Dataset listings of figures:
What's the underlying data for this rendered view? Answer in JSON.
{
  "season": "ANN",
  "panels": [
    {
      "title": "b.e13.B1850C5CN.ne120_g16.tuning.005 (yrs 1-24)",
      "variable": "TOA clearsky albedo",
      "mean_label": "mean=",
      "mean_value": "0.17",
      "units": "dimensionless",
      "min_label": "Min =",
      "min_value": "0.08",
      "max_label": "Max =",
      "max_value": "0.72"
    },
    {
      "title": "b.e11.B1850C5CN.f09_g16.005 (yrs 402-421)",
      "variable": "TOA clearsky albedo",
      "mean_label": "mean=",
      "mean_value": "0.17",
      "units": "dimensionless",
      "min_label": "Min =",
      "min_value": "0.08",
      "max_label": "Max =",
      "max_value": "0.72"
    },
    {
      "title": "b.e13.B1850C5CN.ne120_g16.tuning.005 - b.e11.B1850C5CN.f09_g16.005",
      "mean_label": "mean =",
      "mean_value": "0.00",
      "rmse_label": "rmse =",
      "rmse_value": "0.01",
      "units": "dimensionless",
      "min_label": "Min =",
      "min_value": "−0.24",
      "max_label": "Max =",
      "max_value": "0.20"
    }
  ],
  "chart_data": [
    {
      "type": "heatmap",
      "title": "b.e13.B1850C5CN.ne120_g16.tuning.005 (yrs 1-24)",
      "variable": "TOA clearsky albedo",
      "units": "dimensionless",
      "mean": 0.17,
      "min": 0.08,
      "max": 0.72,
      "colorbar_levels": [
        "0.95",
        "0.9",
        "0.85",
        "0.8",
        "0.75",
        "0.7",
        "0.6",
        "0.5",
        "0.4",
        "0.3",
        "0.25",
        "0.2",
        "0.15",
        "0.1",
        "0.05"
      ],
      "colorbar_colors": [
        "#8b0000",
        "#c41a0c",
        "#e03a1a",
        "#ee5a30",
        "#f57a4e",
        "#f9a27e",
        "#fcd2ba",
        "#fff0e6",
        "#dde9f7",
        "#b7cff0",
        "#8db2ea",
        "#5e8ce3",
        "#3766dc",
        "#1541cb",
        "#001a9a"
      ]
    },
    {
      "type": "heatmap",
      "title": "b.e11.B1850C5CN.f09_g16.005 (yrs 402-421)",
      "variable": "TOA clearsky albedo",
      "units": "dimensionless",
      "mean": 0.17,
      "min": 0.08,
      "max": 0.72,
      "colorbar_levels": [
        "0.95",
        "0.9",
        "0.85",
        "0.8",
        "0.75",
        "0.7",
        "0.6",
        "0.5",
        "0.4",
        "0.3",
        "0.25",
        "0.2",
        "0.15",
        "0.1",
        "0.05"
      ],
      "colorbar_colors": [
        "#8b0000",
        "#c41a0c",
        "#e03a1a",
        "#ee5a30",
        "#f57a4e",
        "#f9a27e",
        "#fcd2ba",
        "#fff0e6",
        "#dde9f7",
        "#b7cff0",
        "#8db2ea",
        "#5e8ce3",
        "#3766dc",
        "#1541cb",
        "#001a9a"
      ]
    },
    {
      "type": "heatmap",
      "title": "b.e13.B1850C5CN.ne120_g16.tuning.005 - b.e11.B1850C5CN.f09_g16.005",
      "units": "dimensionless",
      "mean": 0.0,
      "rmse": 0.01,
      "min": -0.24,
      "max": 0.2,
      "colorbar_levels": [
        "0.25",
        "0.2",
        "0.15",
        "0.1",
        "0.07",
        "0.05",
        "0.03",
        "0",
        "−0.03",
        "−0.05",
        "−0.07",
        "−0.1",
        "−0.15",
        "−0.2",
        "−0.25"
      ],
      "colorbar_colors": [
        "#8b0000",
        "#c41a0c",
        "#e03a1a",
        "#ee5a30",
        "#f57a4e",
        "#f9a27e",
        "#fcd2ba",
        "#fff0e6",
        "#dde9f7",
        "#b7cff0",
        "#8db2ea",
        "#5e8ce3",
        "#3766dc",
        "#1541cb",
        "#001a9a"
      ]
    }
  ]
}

Work required: Extract the whole listing, character for character.

Task response:
What's the underlying data for this rendered view? Answer in JSON.
{
  "season": "ANN",
  "panels": [
    {
      "title": "b.e13.B1850C5CN.ne120_g16.tuning.005 (yrs 1-24)",
      "variable": "TOA clearsky albedo",
      "mean_label": "mean=",
      "mean_value": "0.17",
      "units": "dimensionless",
      "min_label": "Min =",
      "min_value": "0.08",
      "max_label": "Max =",
      "max_value": "0.72"
    },
    {
      "title": "b.e11.B1850C5CN.f09_g16.005 (yrs 402-421)",
      "variable": "TOA clearsky albedo",
      "mean_label": "mean=",
      "mean_value": "0.17",
      "units": "dimensionless",
      "min_label": "Min =",
      "min_value": "0.08",
      "max_label": "Max =",
      "max_value": "0.72"
    },
    {
      "title": "b.e13.B1850C5CN.ne120_g16.tuning.005 - b.e11.B1850C5CN.f09_g16.005",
      "mean_label": "mean =",
      "mean_value": "0.00",
      "rmse_label": "rmse =",
      "rmse_value": "0.01",
      "units": "dimensionless",
      "min_label": "Min =",
      "min_value": "−0.24",
      "max_label": "Max =",
      "max_value": "0.20"
    }
  ],
  "chart_data": [
    {
      "type": "heatmap",
      "title": "b.e13.B1850C5CN.ne120_g16.tuning.005 (yrs 1-24)",
      "variable": "TOA clearsky albedo",
      "units": "dimensionless",
      "mean": 0.17,
      "min": 0.08,
      "max": 0.72,
      "colorbar_levels": [
        "0.95",
        "0.9",
        "0.85",
        "0.8",
        "0.75",
        "0.7",
        "0.6",
        "0.5",
        "0.4",
        "0.3",
        "0.25",
        "0.2",
        "0.15",
        "0.1",
        "0.05"
      ],
      "colorbar_colors": [
        "#8b0000",
        "#c41a0c",
        "#e03a1a",
        "#ee5a30",
        "#f57a4e",
        "#f9a27e",
        "#fcd2ba",
        "#fff0e6",
        "#dde9f7",
        "#b7cff0",
        "#8db2ea",
        "#5e8ce3",
        "#3766dc",
        "#1541cb",
        "#001a9a"
      ]
    },
    {
      "type": "heatmap",
      "title": "b.e11.B1850C5CN.f09_g16.005 (yrs 402-421)",
      "variable": "TOA clearsky albedo",
      "units": "dimensionless",
      "mean": 0.17,
      "min": 0.08,
      "max": 0.72,
      "colorbar_levels": [
        "0.95",
        "0.9",
        "0.85",
        "0.8",
        "0.75",
        "0.7",
        "0.6",
        "0.5",
        "0.4",
        "0.3",
        "0.25",
        "0.2",
        "0.15",
        "0.1",
        "0.05"
      ],
      "colorbar_colors": [
        "#8b0000",
        "#c41a0c",
        "#e03a1a",
        "#ee5a30",
        "#f57a4e",
        "#f9a27e",
        "#fcd2ba",
        "#fff0e6",
        "#dde9f7",
        "#b7cff0",
        "#8db2ea",
        "#5e8ce3",
        "#3766dc",
        "#1541cb",
        "#001a9a"
      ]
    },
    {
      "type": "heatmap",
      "title": "b.e13.B1850C5CN.ne120_g16.tuning.005 - b.e11.B1850C5CN.f09_g16.005",
      "units": "dimensionless",
      "mean": 0.0,
      "rmse": 0.01,
      "min": -0.24,
      "max": 0.2,
      "colorbar_levels": [
        "0.25",
        "0.2",
        "0.15",
        "0.1",
        "0.07",
        "0.05",
        "0.03",
        "0",
        "−0.03",
        "−0.05",
        "−0.07",
        "−0.1",
        "−0.15",
        "−0.2",
        "−0.25"
      ],
      "colorbar_colors": [
        "#8b0000",
        "#c41a0c",
        "#e03a1a",
        "#ee5a30",
        "#f57a4e",
        "#f9a27e",
        "#fcd2ba",
        "#fff0e6",
        "#dde9f7",
        "#b7cff0",
        "#8db2ea",
        "#5e8ce3",
        "#3766dc",
        "#1541cb",
        "#001a9a"
      ]
    }
  ]
}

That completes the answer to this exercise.